THE TASK: What follows is a block of records; restate each one word for word.

## begin DATASET RECORDS

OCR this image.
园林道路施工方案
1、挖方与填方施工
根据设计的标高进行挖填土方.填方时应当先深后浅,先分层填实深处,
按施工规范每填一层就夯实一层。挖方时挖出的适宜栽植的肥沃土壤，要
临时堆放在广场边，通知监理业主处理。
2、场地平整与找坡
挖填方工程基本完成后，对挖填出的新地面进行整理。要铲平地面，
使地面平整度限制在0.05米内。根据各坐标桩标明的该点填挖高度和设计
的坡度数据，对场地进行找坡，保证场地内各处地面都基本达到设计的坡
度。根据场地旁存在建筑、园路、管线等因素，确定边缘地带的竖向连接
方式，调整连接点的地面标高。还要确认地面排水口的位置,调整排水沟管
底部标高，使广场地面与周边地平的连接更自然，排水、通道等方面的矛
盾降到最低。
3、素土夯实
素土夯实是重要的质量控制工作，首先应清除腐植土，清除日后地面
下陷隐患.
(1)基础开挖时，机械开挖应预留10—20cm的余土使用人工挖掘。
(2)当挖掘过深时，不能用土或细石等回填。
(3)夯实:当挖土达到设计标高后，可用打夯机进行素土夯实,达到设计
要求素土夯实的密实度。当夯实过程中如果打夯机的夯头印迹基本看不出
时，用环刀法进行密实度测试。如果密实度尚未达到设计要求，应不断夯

## end DATASET RECORDS

CORRECT OUTPUT:
OCR this image.
园林道路施工方案
1、挖方与填方施工
根据设计的标高进行挖填土方.填方时应当先深后浅,先分层填实深处,
按施工规范每填一层就夯实一层。挖方时挖出的适宜栽植的肥沃土壤，要
临时堆放在广场边，通知监理业主处理。
2、场地平整与找坡
挖填方工程基本完成后，对挖填出的新地面进行整理。要铲平地面，
使地面平整度限制在0.05米内。根据各坐标桩标明的该点填挖高度和设计
的坡度数据，对场地进行找坡，保证场地内各处地面都基本达到设计的坡
度。根据场地旁存在建筑、园路、管线等因素，确定边缘地带的竖向连接
方式，调整连接点的地面标高。还要确认地面排水口的位置,调整排水沟管
底部标高，使广场地面与周边地平的连接更自然，排水、通道等方面的矛
盾降到最低。
3、素土夯实
素土夯实是重要的质量控制工作，首先应清除腐植土，清除日后地面
下陷隐患.
(1)基础开挖时，机械开挖应预留10—20cm的余土使用人工挖掘。
(2)当挖掘过深时，不能用土或细石等回填。
(3)夯实:当挖土达到设计标高后，可用打夯机进行素土夯实,达到设计
要求素土夯实的密实度。当夯实过程中如果打夯机的夯头印迹基本看不出
时，用环刀法进行密实度测试。如果密实度尚未达到设计要求，应不断夯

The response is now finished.